Each line of the material below should be reproduced exactly.

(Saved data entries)

##############################

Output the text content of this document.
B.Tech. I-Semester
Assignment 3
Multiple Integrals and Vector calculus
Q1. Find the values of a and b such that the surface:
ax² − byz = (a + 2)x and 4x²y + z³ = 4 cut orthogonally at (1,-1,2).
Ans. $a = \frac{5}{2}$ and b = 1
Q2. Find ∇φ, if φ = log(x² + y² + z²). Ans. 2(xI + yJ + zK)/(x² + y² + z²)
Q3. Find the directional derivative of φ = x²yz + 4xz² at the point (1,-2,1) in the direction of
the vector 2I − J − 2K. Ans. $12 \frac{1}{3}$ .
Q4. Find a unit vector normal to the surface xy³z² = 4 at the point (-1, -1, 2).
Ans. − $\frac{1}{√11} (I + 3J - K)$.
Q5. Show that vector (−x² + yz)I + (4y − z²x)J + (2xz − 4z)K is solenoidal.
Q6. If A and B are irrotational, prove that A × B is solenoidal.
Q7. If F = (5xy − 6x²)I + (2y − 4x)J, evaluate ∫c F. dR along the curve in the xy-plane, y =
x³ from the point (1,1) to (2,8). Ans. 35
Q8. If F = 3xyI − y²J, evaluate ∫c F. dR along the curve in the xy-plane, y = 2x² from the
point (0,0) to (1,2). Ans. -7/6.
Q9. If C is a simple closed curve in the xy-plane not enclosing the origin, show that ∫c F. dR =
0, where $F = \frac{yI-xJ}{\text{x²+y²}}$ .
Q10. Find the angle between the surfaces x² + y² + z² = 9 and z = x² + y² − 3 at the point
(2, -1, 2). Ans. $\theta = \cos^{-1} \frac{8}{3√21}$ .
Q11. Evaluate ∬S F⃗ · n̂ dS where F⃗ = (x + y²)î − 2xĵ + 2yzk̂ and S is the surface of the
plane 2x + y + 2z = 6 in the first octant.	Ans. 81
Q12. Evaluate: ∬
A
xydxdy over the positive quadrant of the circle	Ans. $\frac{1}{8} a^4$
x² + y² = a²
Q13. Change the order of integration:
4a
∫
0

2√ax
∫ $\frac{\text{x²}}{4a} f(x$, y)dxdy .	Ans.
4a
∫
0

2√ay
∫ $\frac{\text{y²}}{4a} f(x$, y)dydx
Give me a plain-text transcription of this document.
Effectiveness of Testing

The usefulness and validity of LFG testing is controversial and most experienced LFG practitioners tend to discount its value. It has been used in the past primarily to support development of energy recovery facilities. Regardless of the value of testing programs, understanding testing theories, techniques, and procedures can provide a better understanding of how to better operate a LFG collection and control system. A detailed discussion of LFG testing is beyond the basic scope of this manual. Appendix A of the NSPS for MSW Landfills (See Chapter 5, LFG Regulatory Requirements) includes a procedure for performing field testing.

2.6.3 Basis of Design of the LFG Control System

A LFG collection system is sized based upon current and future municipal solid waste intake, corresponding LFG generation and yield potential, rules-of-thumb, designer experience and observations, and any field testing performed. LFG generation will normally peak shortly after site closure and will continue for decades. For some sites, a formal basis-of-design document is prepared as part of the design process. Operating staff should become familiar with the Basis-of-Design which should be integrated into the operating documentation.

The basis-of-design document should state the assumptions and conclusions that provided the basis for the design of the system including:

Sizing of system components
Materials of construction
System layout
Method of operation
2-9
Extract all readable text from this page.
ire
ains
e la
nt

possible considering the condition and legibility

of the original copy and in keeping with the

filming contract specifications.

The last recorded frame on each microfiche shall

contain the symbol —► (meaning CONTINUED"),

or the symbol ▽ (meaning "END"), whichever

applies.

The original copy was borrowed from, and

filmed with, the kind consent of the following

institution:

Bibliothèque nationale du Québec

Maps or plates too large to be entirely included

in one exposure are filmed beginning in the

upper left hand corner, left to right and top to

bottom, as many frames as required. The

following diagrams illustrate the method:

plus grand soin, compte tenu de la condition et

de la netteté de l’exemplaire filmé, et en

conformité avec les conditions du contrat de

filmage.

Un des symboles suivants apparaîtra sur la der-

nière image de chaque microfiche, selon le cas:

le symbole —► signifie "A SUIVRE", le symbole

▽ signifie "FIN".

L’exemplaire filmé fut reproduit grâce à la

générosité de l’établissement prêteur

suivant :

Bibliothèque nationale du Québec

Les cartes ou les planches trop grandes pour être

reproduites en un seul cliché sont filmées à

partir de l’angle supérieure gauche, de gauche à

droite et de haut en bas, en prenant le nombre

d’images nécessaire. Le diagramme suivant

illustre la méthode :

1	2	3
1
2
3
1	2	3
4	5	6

##############################

= THE RESULT =
Output the text content of this document.
B.Tech. I-Semester
Assignment 3
Multiple Integrals and Vector calculus
Q1. Find the values of a and b such that the surface:
ax² − byz = (a + 2)x and 4x²y + z³ = 4 cut orthogonally at (1,-1,2).
Ans. $a = \frac{5}{2}$ and b = 1
Q2. Find ∇φ, if φ = log(x² + y² + z²). Ans. 2(xI + yJ + zK)/(x² + y² + z²)
Q3. Find the directional derivative of φ = x²yz + 4xz² at the point (1,-2,1) in the direction of
the vector 2I − J − 2K. Ans. $12 \frac{1}{3}$ .
Q4. Find a unit vector normal to the surface xy³z² = 4 at the point (-1, -1, 2).
Ans. − $\frac{1}{√11} (I + 3J - K)$.
Q5. Show that vector (−x² + yz)I + (4y − z²x)J + (2xz − 4z)K is solenoidal.
Q6. If A and B are irrotational, prove that A × B is solenoidal.
Q7. If F = (5xy − 6x²)I + (2y − 4x)J, evaluate ∫c F. dR along the curve in the xy-plane, y =
x³ from the point (1,1) to (2,8). Ans. 35
Q8. If F = 3xyI − y²J, evaluate ∫c F. dR along the curve in the xy-plane, y = 2x² from the
point (0,0) to (1,2). Ans. -7/6.
Q9. If C is a simple closed curve in the xy-plane not enclosing the origin, show that ∫c F. dR =
0, where $F = \frac{yI-xJ}{\text{x²+y²}}$ .
Q10. Find the angle between the surfaces x² + y² + z² = 9 and z = x² + y² − 3 at the point
(2, -1, 2). Ans. $\theta = \cos^{-1} \frac{8}{3√21}$ .
Q11. Evaluate ∬S F⃗ · n̂ dS where F⃗ = (x + y²)î − 2xĵ + 2yzk̂ and S is the surface of the
plane 2x + y + 2z = 6 in the first octant.	Ans. 81
Q12. Evaluate: ∬
A
xydxdy over the positive quadrant of the circle	Ans. $\frac{1}{8} a^4$
x² + y² = a²
Q13. Change the order of integration:
4a
∫
0

2√ax
∫ $\frac{\text{x²}}{4a} f(x$, y)dxdy .	Ans.
4a
∫
0

2√ay
∫ $\frac{\text{y²}}{4a} f(x$, y)dydx
Give me a plain-text transcription of this document.
Effectiveness of Testing

The usefulness and validity of LFG testing is controversial and most experienced LFG practitioners tend to discount its value. It has been used in the past primarily to support development of energy recovery facilities. Regardless of the value of testing programs, understanding testing theories, techniques, and procedures can provide a better understanding of how to better operate a LFG collection and control system. A detailed discussion of LFG testing is beyond the basic scope of this manual. Appendix A of the NSPS for MSW Landfills (See Chapter 5, LFG Regulatory Requirements) includes a procedure for performing field testing.

2.6.3 Basis of Design of the LFG Control System

A LFG collection system is sized based upon current and future municipal solid waste intake, corresponding LFG generation and yield potential, rules-of-thumb, designer experience and observations, and any field testing performed. LFG generation will normally peak shortly after site closure and will continue for decades. For some sites, a formal basis-of-design document is prepared as part of the design process. Operating staff should become familiar with the Basis-of-Design which should be integrated into the operating documentation.

The basis-of-design document should state the assumptions and conclusions that provided the basis for the design of the system including:

Sizing of system components
Materials of construction
System layout
Method of operation
2-9
Extract all readable text from this page.
ire
ains
e la
nt

possible considering the condition and legibility

of the original copy and in keeping with the

filming contract specifications.

The last recorded frame on each microfiche shall

contain the symbol —► (meaning CONTINUED"),

or the symbol ▽ (meaning "END"), whichever

applies.

The original copy was borrowed from, and

filmed with, the kind consent of the following

institution:

Bibliothèque nationale du Québec

Maps or plates too large to be entirely included

in one exposure are filmed beginning in the

upper left hand corner, left to right and top to

bottom, as many frames as required. The

following diagrams illustrate the method:

plus grand soin, compte tenu de la condition et

de la netteté de l’exemplaire filmé, et en

conformité avec les conditions du contrat de

filmage.

Un des symboles suivants apparaîtra sur la der-

nière image de chaque microfiche, selon le cas:

le symbole —► signifie "A SUIVRE", le symbole

▽ signifie "FIN".

L’exemplaire filmé fut reproduit grâce à la

générosité de l’établissement prêteur

suivant :

Bibliothèque nationale du Québec

Les cartes ou les planches trop grandes pour être

reproduites en un seul cliché sont filmées à

partir de l’angle supérieure gauche, de gauche à

droite et de haut en bas, en prenant le nombre

d’images nécessaire. Le diagramme suivant

illustre la méthode :

1	2	3
1
2
3
1	2	3
4	5	6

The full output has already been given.